··· ENTRIES ···
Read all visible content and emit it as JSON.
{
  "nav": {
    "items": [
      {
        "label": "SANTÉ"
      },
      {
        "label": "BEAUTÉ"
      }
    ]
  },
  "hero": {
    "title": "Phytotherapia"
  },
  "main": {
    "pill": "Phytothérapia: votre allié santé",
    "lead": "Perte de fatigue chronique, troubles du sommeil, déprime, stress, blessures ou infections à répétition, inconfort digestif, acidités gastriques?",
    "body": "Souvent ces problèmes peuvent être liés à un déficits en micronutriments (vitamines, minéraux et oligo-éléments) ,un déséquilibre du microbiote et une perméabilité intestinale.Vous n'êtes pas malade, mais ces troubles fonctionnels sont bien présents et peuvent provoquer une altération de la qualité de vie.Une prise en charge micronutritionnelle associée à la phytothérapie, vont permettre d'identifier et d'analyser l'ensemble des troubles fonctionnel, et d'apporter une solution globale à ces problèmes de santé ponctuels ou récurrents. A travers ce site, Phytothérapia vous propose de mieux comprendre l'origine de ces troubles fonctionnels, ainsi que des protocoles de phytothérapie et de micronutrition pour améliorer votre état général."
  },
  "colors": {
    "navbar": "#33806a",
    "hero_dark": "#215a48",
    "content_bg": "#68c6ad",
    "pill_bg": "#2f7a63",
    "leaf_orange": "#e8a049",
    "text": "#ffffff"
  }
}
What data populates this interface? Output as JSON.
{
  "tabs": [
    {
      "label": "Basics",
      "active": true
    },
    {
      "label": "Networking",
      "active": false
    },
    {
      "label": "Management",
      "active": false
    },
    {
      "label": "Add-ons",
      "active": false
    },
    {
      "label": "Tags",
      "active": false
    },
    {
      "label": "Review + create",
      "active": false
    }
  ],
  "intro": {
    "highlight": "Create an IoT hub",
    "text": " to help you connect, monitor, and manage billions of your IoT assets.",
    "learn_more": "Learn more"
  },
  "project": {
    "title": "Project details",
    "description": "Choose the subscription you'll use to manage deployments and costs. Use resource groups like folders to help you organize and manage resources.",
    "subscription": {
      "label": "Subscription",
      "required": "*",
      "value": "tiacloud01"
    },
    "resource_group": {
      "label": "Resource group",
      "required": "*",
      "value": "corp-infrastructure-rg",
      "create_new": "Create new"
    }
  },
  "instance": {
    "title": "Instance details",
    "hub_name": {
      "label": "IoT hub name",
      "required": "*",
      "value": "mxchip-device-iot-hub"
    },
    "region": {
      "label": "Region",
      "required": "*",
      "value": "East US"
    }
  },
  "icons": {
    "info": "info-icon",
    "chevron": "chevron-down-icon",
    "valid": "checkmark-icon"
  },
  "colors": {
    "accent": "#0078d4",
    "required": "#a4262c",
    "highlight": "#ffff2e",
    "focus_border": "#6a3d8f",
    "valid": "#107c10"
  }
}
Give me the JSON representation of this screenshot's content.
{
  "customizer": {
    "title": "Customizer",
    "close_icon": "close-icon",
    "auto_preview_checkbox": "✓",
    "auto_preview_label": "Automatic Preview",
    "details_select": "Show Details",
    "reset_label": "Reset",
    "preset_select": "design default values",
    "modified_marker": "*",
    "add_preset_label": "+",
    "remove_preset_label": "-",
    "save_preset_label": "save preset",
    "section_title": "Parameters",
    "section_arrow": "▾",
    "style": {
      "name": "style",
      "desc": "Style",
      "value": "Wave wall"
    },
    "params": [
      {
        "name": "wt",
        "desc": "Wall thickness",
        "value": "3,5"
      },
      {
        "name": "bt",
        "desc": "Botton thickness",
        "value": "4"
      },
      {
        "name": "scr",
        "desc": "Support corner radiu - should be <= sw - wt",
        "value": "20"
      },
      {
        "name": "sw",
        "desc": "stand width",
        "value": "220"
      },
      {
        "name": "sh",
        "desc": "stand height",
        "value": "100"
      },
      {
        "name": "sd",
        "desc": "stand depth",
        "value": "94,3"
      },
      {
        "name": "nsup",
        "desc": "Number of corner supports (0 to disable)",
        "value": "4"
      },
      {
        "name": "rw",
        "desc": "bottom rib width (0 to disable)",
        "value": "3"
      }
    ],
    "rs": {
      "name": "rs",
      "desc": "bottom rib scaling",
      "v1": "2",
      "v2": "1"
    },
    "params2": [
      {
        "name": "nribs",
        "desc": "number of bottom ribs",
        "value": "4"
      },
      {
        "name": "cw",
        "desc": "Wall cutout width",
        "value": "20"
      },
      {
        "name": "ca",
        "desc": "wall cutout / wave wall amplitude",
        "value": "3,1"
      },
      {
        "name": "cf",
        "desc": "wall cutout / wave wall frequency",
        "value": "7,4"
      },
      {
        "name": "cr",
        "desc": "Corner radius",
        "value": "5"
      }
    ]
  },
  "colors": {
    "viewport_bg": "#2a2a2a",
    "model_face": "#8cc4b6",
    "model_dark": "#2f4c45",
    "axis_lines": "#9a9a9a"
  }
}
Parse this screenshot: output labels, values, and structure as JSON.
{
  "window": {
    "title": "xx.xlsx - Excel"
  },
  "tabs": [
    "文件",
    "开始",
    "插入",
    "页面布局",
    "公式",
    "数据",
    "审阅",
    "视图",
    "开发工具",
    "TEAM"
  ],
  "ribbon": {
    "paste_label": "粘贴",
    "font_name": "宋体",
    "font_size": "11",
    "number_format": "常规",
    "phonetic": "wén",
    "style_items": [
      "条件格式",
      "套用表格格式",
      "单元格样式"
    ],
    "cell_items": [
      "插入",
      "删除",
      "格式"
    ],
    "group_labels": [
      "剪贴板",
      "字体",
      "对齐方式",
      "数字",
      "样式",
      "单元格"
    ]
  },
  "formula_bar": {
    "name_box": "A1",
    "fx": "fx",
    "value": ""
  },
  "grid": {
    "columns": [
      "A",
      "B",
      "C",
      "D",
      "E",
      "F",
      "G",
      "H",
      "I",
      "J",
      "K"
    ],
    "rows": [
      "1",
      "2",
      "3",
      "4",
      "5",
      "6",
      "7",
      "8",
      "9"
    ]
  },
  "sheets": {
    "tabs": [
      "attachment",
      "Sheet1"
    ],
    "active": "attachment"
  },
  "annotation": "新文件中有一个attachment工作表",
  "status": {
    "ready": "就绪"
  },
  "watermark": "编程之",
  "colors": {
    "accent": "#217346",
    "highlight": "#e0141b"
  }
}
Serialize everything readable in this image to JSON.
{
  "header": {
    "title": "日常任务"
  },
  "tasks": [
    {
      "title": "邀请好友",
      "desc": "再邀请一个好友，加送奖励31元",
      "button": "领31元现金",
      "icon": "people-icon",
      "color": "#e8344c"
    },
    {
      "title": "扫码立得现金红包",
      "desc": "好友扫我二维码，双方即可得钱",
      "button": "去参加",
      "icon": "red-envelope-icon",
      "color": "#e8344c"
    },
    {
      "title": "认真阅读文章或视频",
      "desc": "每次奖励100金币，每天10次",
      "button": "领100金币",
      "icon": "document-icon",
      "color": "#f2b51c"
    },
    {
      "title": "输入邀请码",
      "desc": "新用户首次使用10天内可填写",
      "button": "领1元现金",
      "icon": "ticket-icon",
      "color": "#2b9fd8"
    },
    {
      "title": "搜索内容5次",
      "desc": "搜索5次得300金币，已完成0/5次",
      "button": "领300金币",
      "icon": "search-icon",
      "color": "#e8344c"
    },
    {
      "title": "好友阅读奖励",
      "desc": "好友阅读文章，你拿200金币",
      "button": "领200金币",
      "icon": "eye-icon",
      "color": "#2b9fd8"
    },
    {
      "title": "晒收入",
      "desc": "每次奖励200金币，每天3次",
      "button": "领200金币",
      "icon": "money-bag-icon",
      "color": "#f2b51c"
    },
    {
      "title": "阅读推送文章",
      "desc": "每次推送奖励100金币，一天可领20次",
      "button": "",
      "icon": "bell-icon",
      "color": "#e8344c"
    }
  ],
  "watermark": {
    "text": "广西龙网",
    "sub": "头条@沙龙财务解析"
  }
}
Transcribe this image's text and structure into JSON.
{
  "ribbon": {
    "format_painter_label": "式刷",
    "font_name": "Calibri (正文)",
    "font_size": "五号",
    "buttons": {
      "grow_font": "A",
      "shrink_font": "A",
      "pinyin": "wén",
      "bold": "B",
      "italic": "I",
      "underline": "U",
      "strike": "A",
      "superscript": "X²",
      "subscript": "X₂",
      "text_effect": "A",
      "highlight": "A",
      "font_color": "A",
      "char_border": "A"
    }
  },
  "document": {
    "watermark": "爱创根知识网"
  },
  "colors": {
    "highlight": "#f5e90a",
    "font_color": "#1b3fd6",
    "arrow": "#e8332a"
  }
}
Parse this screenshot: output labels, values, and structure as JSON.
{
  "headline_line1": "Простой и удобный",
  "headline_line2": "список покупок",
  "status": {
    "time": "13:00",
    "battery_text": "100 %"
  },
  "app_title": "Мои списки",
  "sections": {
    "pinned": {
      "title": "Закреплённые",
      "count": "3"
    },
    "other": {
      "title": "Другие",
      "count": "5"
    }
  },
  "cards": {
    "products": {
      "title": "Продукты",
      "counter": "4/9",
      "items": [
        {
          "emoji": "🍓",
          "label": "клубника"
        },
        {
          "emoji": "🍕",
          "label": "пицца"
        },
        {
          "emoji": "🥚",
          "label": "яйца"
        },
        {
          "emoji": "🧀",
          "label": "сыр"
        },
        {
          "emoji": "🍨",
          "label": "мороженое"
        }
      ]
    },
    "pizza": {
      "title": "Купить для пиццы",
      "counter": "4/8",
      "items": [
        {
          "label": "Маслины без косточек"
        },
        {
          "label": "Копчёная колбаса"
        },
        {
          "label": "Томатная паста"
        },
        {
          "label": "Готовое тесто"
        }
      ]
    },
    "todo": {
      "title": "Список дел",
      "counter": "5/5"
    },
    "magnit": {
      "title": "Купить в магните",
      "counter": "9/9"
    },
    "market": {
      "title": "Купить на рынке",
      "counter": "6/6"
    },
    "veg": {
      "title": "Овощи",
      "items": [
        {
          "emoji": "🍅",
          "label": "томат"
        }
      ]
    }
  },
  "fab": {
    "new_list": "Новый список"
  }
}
···
## GOAL OF THE EXERCISE
Find the word "help" in the entries, and copy every line it shows up in.

## COMPLETE ANSWER
    "text": " to help you connect, monitor, and manage billions of your IoT assets.",
    "description": "Choose the subscription you'll use to manage deployments and costs. Use resource groups like folders to help you organize and manage resources.",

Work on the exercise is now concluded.